Entries with figure data
- - - -

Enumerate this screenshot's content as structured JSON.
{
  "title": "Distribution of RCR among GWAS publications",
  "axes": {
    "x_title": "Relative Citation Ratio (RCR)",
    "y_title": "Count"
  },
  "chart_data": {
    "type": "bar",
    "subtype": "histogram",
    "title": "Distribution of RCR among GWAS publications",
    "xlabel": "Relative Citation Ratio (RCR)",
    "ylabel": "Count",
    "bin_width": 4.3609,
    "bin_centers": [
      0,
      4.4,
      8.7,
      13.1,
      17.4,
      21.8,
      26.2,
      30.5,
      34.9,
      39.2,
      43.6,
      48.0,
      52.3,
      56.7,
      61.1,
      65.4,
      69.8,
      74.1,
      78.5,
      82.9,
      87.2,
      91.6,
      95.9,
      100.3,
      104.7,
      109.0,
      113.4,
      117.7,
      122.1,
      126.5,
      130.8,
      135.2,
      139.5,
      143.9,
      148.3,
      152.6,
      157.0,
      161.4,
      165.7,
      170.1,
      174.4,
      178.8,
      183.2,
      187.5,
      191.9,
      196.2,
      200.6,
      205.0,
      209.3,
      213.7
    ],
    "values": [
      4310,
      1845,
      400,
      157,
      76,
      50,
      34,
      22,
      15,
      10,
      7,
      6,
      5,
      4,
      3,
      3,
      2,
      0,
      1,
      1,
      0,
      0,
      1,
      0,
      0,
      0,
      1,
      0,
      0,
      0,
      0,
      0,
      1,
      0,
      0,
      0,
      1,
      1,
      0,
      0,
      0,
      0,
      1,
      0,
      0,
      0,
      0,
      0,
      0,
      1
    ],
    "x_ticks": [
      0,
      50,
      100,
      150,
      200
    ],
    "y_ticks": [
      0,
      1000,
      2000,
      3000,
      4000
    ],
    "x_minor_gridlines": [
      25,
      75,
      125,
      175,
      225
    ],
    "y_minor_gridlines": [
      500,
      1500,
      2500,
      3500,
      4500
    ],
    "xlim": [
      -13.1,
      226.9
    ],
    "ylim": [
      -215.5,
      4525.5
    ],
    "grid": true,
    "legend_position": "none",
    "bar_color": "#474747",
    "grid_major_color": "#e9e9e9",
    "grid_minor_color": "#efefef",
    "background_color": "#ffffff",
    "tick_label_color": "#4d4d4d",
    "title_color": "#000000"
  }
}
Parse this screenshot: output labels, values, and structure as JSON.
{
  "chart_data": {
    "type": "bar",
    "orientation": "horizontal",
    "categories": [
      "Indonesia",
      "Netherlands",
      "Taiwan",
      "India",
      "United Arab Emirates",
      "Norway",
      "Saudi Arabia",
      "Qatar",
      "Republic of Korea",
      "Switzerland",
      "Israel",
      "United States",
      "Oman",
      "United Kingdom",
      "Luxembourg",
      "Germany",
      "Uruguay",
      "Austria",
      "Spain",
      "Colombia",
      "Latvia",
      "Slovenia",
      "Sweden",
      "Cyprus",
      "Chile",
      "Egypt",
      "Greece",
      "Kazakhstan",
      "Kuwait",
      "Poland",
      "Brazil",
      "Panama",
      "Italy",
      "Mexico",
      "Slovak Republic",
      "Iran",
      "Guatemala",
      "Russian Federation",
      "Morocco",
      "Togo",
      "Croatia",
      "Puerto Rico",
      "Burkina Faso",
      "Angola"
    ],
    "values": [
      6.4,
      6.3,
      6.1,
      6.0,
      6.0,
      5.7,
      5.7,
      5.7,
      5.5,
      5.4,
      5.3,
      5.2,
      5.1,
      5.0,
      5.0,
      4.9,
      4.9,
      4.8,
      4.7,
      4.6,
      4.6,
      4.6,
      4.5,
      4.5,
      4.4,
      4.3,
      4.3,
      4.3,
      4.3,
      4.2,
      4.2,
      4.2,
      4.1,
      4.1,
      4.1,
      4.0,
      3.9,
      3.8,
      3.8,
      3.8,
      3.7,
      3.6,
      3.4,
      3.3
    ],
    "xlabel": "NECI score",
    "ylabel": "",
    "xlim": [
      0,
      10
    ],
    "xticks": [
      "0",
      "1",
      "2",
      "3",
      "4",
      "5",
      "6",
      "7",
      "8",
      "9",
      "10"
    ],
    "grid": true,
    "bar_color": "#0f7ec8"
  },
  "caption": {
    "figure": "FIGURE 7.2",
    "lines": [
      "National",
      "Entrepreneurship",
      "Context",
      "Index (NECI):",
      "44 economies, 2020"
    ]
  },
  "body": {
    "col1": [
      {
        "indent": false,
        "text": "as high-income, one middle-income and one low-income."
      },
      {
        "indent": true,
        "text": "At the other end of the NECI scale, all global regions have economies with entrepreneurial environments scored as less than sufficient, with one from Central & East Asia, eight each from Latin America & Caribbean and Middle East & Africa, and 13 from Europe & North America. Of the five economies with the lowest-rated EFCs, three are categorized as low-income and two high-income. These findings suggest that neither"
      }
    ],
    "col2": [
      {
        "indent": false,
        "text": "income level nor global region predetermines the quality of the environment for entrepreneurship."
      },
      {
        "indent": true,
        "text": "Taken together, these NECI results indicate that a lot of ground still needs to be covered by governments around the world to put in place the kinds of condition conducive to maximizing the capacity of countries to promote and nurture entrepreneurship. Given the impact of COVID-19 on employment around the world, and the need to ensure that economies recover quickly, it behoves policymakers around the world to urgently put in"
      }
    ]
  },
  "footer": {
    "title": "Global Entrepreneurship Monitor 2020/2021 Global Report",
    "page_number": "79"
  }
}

- - - -

WHAT IS REQUIRED:
Would you reproduce all the entries exactly?

EXERCISE ANSWER:
Enumerate this screenshot's content as structured JSON.
{
  "title": "Distribution of RCR among GWAS publications",
  "axes": {
    "x_title": "Relative Citation Ratio (RCR)",
    "y_title": "Count"
  },
  "chart_data": {
    "type": "bar",
    "subtype": "histogram",
    "title": "Distribution of RCR among GWAS publications",
    "xlabel": "Relative Citation Ratio (RCR)",
    "ylabel": "Count",
    "bin_width": 4.3609,
    "bin_centers": [
      0,
      4.4,
      8.7,
      13.1,
      17.4,
      21.8,
      26.2,
      30.5,
      34.9,
      39.2,
      43.6,
      48.0,
      52.3,
      56.7,
      61.1,
      65.4,
      69.8,
      74.1,
      78.5,
      82.9,
      87.2,
      91.6,
      95.9,
      100.3,
      104.7,
      109.0,
      113.4,
      117.7,
      122.1,
      126.5,
      130.8,
      135.2,
      139.5,
      143.9,
      148.3,
      152.6,
      157.0,
      161.4,
      165.7,
      170.1,
      174.4,
      178.8,
      183.2,
      187.5,
      191.9,
      196.2,
      200.6,
      205.0,
      209.3,
      213.7
    ],
    "values": [
      4310,
      1845,
      400,
      157,
      76,
      50,
      34,
      22,
      15,
      10,
      7,
      6,
      5,
      4,
      3,
      3,
      2,
      0,
      1,
      1,
      0,
      0,
      1,
      0,
      0,
      0,
      1,
      0,
      0,
      0,
      0,
      0,
      1,
      0,
      0,
      0,
      1,
      1,
      0,
      0,
      0,
      0,
      1,
      0,
      0,
      0,
      0,
      0,
      0,
      1
    ],
    "x_ticks": [
      0,
      50,
      100,
      150,
      200
    ],
    "y_ticks": [
      0,
      1000,
      2000,
      3000,
      4000
    ],
    "x_minor_gridlines": [
      25,
      75,
      125,
      175,
      225
    ],
    "y_minor_gridlines": [
      500,
      1500,
      2500,
      3500,
      4500
    ],
    "xlim": [
      -13.1,
      226.9
    ],
    "ylim": [
      -215.5,
      4525.5
    ],
    "grid": true,
    "legend_position": "none",
    "bar_color": "#474747",
    "grid_major_color": "#e9e9e9",
    "grid_minor_color": "#efefef",
    "background_color": "#ffffff",
    "tick_label_color": "#4d4d4d",
    "title_color": "#000000"
  }
}
Parse this screenshot: output labels, values, and structure as JSON.
{
  "chart_data": {
    "type": "bar",
    "orientation": "horizontal",
    "categories": [
      "Indonesia",
      "Netherlands",
      "Taiwan",
      "India",
      "United Arab Emirates",
      "Norway",
      "Saudi Arabia",
      "Qatar",
      "Republic of Korea",
      "Switzerland",
      "Israel",
      "United States",
      "Oman",
      "United Kingdom",
      "Luxembourg",
      "Germany",
      "Uruguay",
      "Austria",
      "Spain",
      "Colombia",
      "Latvia",
      "Slovenia",
      "Sweden",
      "Cyprus",
      "Chile",
      "Egypt",
      "Greece",
      "Kazakhstan",
      "Kuwait",
      "Poland",
      "Brazil",
      "Panama",
      "Italy",
      "Mexico",
      "Slovak Republic",
      "Iran",
      "Guatemala",
      "Russian Federation",
      "Morocco",
      "Togo",
      "Croatia",
      "Puerto Rico",
      "Burkina Faso",
      "Angola"
    ],
    "values": [
      6.4,
      6.3,
      6.1,
      6.0,
      6.0,
      5.7,
      5.7,
      5.7,
      5.5,
      5.4,
      5.3,
      5.2,
      5.1,
      5.0,
      5.0,
      4.9,
      4.9,
      4.8,
      4.7,
      4.6,
      4.6,
      4.6,
      4.5,
      4.5,
      4.4,
      4.3,
      4.3,
      4.3,
      4.3,
      4.2,
      4.2,
      4.2,
      4.1,
      4.1,
      4.1,
      4.0,
      3.9,
      3.8,
      3.8,
      3.8,
      3.7,
      3.6,
      3.4,
      3.3
    ],
    "xlabel": "NECI score",
    "ylabel": "",
    "xlim": [
      0,
      10
    ],
    "xticks": [
      "0",
      "1",
      "2",
      "3",
      "4",
      "5",
      "6",
      "7",
      "8",
      "9",
      "10"
    ],
    "grid": true,
    "bar_color": "#0f7ec8"
  },
  "caption": {
    "figure": "FIGURE 7.2",
    "lines": [
      "National",
      "Entrepreneurship",
      "Context",
      "Index (NECI):",
      "44 economies, 2020"
    ]
  },
  "body": {
    "col1": [
      {
        "indent": false,
        "text": "as high-income, one middle-income and one low-income."
      },
      {
        "indent": true,
        "text": "At the other end of the NECI scale, all global regions have economies with entrepreneurial environments scored as less than sufficient, with one from Central & East Asia, eight each from Latin America & Caribbean and Middle East & Africa, and 13 from Europe & North America. Of the five economies with the lowest-rated EFCs, three are categorized as low-income and two high-income. These findings suggest that neither"
      }
    ],
    "col2": [
      {
        "indent": false,
        "text": "income level nor global region predetermines the quality of the environment for entrepreneurship."
      },
      {
        "indent": true,
        "text": "Taken together, these NECI results indicate that a lot of ground still needs to be covered by governments around the world to put in place the kinds of condition conducive to maximizing the capacity of countries to promote and nurture entrepreneurship. Given the impact of COVID-19 on employment around the world, and the need to ensure that economies recover quickly, it behoves policymakers around the world to urgently put in"
      }
    ]
  },
  "footer": {
    "title": "Global Entrepreneurship Monitor 2020/2021 Global Report",
    "page_number": "79"
  }
}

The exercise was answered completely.